---------- EXTRACTED INFORMATION

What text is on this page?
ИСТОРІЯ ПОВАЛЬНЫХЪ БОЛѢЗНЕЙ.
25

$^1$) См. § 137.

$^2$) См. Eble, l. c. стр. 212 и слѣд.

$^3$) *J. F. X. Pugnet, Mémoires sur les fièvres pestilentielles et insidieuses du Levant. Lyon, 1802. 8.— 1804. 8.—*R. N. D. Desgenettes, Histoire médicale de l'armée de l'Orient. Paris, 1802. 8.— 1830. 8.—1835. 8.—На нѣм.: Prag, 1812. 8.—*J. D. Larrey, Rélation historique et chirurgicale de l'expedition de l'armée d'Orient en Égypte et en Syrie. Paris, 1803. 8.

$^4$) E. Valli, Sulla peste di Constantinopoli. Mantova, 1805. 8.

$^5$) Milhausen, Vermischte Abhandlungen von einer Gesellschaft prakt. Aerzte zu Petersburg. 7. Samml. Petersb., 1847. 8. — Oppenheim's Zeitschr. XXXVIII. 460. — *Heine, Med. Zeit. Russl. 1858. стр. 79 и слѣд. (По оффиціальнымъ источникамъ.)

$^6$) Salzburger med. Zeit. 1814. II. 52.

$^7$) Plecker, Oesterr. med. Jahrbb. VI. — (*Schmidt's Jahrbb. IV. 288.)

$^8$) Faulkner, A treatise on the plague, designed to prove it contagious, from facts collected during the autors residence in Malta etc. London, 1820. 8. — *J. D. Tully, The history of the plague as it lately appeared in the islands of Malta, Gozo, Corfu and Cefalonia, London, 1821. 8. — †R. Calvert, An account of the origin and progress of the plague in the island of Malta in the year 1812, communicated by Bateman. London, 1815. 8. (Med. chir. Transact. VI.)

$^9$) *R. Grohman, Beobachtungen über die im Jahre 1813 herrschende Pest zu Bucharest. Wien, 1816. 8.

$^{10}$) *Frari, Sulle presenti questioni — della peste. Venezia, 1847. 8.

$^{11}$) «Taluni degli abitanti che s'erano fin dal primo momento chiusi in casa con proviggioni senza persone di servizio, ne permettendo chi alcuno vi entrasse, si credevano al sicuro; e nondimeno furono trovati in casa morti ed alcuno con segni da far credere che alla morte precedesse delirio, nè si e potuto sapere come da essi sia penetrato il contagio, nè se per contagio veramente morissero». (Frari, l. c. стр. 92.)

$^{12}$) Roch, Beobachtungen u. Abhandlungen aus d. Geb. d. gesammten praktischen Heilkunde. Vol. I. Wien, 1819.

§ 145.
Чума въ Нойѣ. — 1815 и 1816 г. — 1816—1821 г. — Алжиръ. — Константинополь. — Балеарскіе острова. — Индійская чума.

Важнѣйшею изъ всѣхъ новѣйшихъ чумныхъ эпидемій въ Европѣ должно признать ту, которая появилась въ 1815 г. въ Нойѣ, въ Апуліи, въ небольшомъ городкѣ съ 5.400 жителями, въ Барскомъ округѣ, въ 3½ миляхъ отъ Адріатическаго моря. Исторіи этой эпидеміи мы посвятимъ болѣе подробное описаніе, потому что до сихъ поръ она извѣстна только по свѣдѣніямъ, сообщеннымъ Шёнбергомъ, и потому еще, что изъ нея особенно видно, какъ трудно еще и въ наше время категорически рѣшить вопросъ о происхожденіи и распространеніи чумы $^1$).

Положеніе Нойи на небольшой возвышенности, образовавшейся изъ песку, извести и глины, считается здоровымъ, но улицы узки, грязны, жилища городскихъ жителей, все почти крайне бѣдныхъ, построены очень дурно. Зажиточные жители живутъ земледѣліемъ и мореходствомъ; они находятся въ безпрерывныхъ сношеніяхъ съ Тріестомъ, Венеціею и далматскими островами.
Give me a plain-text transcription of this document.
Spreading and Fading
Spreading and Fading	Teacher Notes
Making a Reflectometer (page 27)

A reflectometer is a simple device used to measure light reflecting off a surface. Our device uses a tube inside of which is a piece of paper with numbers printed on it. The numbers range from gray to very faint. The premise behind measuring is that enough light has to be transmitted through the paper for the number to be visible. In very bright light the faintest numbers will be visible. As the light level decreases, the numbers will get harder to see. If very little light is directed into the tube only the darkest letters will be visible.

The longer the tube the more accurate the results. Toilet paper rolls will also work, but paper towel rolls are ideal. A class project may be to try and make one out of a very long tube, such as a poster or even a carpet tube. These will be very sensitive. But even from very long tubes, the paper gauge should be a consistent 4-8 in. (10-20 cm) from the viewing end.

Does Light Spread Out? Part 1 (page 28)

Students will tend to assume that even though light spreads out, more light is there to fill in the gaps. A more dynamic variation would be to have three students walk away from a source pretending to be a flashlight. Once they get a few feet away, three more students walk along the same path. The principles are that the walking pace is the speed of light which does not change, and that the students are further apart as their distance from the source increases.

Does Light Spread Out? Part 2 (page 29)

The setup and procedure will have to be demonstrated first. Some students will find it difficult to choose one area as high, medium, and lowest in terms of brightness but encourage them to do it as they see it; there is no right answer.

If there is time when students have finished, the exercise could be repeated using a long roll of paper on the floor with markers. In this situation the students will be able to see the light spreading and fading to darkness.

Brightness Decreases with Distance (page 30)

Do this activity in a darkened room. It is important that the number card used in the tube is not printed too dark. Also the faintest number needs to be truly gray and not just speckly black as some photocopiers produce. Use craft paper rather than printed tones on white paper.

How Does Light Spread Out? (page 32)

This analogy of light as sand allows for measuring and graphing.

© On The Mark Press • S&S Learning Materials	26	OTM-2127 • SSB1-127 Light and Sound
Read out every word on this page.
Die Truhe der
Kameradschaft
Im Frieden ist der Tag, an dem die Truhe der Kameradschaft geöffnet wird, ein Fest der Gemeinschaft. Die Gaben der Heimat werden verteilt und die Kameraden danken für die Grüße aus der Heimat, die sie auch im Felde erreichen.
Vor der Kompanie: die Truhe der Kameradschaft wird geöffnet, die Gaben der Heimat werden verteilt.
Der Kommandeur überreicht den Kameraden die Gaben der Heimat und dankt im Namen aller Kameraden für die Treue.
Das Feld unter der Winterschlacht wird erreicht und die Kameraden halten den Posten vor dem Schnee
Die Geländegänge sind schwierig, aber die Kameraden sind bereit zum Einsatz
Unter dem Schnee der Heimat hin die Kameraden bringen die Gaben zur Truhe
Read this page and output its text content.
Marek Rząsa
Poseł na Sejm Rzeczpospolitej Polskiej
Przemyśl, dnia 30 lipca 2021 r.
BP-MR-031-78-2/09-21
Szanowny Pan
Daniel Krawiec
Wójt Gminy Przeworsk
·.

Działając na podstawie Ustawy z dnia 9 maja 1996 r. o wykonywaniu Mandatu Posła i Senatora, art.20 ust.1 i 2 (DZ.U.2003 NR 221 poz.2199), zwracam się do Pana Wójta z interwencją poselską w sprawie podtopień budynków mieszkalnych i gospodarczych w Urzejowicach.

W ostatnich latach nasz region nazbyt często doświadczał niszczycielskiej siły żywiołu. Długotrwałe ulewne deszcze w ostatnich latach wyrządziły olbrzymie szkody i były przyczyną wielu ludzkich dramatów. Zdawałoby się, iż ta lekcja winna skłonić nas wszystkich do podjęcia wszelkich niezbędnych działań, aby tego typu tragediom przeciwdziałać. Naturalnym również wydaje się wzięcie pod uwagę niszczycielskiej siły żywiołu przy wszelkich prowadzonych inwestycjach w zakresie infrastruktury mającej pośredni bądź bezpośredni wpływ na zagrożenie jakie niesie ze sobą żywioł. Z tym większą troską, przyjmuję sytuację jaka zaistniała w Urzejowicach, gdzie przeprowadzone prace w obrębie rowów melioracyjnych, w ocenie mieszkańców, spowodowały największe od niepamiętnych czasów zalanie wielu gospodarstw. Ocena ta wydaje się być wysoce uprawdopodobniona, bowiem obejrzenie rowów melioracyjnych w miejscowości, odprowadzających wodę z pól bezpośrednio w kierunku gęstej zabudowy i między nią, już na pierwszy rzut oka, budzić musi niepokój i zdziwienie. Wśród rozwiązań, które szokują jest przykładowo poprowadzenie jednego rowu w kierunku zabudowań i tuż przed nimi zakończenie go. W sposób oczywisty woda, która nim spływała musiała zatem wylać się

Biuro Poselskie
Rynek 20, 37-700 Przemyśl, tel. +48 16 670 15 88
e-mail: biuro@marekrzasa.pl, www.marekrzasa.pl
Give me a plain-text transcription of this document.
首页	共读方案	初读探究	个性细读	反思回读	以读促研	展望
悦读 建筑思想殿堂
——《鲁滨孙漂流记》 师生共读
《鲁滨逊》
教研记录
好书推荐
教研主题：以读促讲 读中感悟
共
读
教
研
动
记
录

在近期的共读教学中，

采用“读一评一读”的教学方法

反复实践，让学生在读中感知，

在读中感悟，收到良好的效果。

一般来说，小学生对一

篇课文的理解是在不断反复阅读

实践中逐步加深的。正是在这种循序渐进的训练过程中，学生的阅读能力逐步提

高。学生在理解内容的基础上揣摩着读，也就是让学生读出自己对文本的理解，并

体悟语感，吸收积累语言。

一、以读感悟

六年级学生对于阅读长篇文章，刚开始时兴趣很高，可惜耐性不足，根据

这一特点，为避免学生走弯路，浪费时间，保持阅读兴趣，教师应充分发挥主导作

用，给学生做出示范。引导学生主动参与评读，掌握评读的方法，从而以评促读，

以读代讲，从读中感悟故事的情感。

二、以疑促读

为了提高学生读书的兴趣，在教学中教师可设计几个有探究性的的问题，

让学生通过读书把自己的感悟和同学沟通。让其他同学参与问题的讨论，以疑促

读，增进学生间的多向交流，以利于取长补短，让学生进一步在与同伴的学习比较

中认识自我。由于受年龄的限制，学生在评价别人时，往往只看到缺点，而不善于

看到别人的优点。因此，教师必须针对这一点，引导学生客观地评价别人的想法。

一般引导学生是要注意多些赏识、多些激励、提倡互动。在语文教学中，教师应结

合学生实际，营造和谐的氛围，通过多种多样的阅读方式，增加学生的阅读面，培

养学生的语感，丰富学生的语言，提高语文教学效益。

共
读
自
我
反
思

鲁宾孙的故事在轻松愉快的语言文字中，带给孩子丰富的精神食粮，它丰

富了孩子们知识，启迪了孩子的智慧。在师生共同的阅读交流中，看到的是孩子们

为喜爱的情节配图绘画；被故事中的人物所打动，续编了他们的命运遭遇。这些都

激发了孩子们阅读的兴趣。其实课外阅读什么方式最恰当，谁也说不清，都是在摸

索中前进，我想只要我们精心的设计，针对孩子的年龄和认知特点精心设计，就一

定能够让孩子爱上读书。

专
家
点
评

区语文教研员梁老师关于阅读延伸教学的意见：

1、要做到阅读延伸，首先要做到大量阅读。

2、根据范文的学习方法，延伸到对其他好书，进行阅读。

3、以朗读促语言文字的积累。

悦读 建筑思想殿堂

--------------------

Report all lines of the data that include the word "Frari".

$^{10}$) *Frari, Sulle presenti questioni — della peste. Venezia, 1847. 8.
$^{11}$) «Taluni degli abitanti che s'erano fin dal primo momento chiusi in casa con proviggioni senza persone di servizio, ne permettendo chi alcuno vi entrasse, si credevano al sicuro; e nondimeno furono trovati in casa morti ed alcuno con segni da far credere che alla morte precedesse delirio, nè si e potuto sapere come da essi sia penetrato il contagio, nè se per contagio veramente morissero». (Frari, l. c. стр. 92.)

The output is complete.